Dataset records
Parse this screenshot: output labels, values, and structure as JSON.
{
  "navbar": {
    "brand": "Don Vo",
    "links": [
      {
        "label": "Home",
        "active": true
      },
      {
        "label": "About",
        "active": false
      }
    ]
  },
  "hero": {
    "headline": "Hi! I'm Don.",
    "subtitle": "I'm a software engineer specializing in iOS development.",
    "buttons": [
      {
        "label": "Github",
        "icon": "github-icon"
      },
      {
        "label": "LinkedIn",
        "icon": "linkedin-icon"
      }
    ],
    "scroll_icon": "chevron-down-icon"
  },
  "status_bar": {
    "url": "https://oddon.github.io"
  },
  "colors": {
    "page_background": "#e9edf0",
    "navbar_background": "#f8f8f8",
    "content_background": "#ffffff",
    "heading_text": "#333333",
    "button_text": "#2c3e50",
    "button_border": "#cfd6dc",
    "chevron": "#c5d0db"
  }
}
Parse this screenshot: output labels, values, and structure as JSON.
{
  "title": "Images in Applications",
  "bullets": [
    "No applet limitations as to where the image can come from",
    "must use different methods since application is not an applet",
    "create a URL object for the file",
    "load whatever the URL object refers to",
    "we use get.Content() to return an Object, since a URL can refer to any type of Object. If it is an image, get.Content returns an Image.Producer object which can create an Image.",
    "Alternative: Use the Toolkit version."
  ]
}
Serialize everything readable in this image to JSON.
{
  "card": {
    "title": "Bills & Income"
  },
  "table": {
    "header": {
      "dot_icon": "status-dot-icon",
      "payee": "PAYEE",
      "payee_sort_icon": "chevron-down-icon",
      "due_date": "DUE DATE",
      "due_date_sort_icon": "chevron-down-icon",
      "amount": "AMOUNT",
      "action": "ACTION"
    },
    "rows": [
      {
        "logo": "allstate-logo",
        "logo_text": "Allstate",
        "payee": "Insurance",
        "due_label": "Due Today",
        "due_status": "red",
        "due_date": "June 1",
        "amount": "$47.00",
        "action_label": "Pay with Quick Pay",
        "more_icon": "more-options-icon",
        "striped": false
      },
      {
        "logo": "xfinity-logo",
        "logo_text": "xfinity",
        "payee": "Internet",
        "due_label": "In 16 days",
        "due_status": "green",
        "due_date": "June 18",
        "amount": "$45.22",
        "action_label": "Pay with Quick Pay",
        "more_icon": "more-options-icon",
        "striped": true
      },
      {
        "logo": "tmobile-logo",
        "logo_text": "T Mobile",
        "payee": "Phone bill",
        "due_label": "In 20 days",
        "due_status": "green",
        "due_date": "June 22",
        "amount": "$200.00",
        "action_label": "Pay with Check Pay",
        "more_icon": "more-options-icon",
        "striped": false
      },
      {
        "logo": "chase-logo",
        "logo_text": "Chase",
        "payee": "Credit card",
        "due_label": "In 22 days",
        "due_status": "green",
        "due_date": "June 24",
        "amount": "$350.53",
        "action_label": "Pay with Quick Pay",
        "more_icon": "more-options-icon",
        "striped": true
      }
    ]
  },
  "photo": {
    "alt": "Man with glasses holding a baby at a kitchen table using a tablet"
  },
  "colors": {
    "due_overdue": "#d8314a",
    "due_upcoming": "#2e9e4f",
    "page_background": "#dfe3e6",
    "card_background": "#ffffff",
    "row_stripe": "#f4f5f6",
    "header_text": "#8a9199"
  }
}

▸ **TASK**
Retype the records above exactly.

▸ **RESULT**
Parse this screenshot: output labels, values, and structure as JSON.
{
  "navbar": {
    "brand": "Don Vo",
    "links": [
      {
        "label": "Home",
        "active": true
      },
      {
        "label": "About",
        "active": false
      }
    ]
  },
  "hero": {
    "headline": "Hi! I'm Don.",
    "subtitle": "I'm a software engineer specializing in iOS development.",
    "buttons": [
      {
        "label": "Github",
        "icon": "github-icon"
      },
      {
        "label": "LinkedIn",
        "icon": "linkedin-icon"
      }
    ],
    "scroll_icon": "chevron-down-icon"
  },
  "status_bar": {
    "url": "https://oddon.github.io"
  },
  "colors": {
    "page_background": "#e9edf0",
    "navbar_background": "#f8f8f8",
    "content_background": "#ffffff",
    "heading_text": "#333333",
    "button_text": "#2c3e50",
    "button_border": "#cfd6dc",
    "chevron": "#c5d0db"
  }
}
Parse this screenshot: output labels, values, and structure as JSON.
{
  "title": "Images in Applications",
  "bullets": [
    "No applet limitations as to where the image can come from",
    "must use different methods since application is not an applet",
    "create a URL object for the file",
    "load whatever the URL object refers to",
    "we use get.Content() to return an Object, since a URL can refer to any type of Object. If it is an image, get.Content returns an Image.Producer object which can create an Image.",
    "Alternative: Use the Toolkit version."
  ]
}
Serialize everything readable in this image to JSON.
{
  "card": {
    "title": "Bills & Income"
  },
  "table": {
    "header": {
      "dot_icon": "status-dot-icon",
      "payee": "PAYEE",
      "payee_sort_icon": "chevron-down-icon",
      "due_date": "DUE DATE",
      "due_date_sort_icon": "chevron-down-icon",
      "amount": "AMOUNT",
      "action": "ACTION"
    },
    "rows": [
      {
        "logo": "allstate-logo",
        "logo_text": "Allstate",
        "payee": "Insurance",
        "due_label": "Due Today",
        "due_status": "red",
        "due_date": "June 1",
        "amount": "$47.00",
        "action_label": "Pay with Quick Pay",
        "more_icon": "more-options-icon",
        "striped": false
      },
      {
        "logo": "xfinity-logo",
        "logo_text": "xfinity",
        "payee": "Internet",
        "due_label": "In 16 days",
        "due_status": "green",
        "due_date": "June 18",
        "amount": "$45.22",
        "action_label": "Pay with Quick Pay",
        "more_icon": "more-options-icon",
        "striped": true
      },
      {
        "logo": "tmobile-logo",
        "logo_text": "T Mobile",
        "payee": "Phone bill",
        "due_label": "In 20 days",
        "due_status": "green",
        "due_date": "June 22",
        "amount": "$200.00",
        "action_label": "Pay with Check Pay",
        "more_icon": "more-options-icon",
        "striped": false
      },
      {
        "logo": "chase-logo",
        "logo_text": "Chase",
        "payee": "Credit card",
        "due_label": "In 22 days",
        "due_status": "green",
        "due_date": "June 24",
        "amount": "$350.53",
        "action_label": "Pay with Quick Pay",
        "more_icon": "more-options-icon",
        "striped": true
      }
    ]
  },
  "photo": {
    "alt": "Man with glasses holding a baby at a kitchen table using a tablet"
  },
  "colors": {
    "due_overdue": "#d8314a",
    "due_upcoming": "#2e9e4f",
    "page_background": "#dfe3e6",
    "card_background": "#ffffff",
    "row_stripe": "#f4f5f6",
    "header_text": "#8a9199"
  }
}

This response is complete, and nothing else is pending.